Which lines hold the string "heute"? Copy every one of them.

— Start PROVIDED ENTRIES —

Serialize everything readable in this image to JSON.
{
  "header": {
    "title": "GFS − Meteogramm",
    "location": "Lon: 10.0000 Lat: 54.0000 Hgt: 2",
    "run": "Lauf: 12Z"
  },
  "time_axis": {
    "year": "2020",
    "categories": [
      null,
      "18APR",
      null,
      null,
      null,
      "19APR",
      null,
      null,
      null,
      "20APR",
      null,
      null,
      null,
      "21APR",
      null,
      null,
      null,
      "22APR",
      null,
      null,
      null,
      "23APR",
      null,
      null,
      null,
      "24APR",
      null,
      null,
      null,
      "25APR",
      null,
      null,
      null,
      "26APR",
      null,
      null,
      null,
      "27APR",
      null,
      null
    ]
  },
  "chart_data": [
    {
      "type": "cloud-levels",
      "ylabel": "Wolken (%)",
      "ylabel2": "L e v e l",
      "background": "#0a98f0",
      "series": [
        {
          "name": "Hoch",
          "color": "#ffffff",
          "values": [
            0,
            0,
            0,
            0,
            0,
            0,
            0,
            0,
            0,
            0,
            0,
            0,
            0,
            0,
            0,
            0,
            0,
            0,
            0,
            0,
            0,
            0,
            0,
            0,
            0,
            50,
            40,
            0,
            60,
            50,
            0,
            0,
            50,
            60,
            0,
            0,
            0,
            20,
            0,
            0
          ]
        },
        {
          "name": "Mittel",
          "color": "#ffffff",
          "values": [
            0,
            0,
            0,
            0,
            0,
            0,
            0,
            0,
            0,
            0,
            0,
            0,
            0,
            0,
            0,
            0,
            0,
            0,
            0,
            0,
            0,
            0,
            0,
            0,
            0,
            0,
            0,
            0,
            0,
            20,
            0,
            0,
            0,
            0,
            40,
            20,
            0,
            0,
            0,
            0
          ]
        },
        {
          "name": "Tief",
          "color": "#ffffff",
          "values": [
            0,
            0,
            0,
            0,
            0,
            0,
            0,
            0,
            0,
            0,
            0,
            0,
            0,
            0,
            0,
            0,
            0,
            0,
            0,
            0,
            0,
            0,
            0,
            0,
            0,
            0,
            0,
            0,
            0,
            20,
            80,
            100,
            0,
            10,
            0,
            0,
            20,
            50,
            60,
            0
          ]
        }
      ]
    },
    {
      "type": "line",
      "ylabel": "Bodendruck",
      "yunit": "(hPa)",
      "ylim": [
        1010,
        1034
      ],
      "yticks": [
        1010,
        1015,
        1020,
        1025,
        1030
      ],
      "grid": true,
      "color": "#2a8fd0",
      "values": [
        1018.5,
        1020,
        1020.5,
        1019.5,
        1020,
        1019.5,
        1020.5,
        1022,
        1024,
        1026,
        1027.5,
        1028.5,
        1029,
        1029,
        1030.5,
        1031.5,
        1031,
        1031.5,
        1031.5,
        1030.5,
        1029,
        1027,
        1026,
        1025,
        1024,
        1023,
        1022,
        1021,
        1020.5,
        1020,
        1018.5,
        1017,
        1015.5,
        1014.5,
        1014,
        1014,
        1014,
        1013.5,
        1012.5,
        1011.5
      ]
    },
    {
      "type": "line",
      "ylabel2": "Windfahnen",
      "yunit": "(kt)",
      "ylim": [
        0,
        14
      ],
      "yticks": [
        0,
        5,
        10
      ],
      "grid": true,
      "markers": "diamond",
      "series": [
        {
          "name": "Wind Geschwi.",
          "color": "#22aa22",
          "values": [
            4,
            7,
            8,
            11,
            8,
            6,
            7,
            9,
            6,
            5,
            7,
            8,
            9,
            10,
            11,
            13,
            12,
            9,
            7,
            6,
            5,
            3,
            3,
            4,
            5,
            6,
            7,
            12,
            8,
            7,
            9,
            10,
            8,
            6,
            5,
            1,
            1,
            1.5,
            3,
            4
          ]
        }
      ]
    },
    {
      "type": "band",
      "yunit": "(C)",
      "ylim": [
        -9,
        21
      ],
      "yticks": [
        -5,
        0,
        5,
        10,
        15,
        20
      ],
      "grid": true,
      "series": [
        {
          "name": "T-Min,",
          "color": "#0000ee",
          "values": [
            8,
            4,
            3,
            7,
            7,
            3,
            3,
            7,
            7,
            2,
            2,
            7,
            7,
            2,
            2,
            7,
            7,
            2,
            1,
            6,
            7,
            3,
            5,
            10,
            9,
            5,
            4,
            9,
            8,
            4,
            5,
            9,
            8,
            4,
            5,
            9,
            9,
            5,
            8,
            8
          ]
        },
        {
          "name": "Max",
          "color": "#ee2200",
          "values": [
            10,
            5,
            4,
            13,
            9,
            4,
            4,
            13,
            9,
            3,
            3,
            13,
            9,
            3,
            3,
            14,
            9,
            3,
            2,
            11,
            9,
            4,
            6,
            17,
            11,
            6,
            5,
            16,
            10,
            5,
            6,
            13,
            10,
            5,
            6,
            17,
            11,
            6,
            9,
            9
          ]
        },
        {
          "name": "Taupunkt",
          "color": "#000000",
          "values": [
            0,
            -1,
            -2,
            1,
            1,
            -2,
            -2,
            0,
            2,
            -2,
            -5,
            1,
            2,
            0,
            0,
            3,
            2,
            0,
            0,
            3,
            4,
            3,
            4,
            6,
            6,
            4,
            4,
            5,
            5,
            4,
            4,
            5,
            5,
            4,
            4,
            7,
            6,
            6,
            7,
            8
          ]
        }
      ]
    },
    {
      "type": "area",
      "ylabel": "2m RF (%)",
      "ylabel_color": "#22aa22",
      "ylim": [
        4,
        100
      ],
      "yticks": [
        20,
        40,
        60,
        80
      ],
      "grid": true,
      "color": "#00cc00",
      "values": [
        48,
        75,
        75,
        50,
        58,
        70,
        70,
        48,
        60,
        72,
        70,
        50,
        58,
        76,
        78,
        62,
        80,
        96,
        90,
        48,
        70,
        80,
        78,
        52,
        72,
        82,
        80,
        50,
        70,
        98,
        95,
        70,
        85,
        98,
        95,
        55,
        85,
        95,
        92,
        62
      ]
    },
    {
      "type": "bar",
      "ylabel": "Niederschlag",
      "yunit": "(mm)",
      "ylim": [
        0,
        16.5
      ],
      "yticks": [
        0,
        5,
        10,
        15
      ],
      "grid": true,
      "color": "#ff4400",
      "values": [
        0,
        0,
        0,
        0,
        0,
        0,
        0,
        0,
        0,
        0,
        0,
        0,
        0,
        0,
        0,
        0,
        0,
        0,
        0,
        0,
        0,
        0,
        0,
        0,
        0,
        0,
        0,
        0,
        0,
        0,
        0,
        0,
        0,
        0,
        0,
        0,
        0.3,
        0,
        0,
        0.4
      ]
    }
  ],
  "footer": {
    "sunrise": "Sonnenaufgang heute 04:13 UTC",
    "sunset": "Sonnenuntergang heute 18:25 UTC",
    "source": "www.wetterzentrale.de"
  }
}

— End PROVIDED ENTRIES —

# TASK RESULT:
    "sunrise": "Sonnenaufgang heute 04:13 UTC",
    "sunset": "Sonnenuntergang heute 18:25 UTC",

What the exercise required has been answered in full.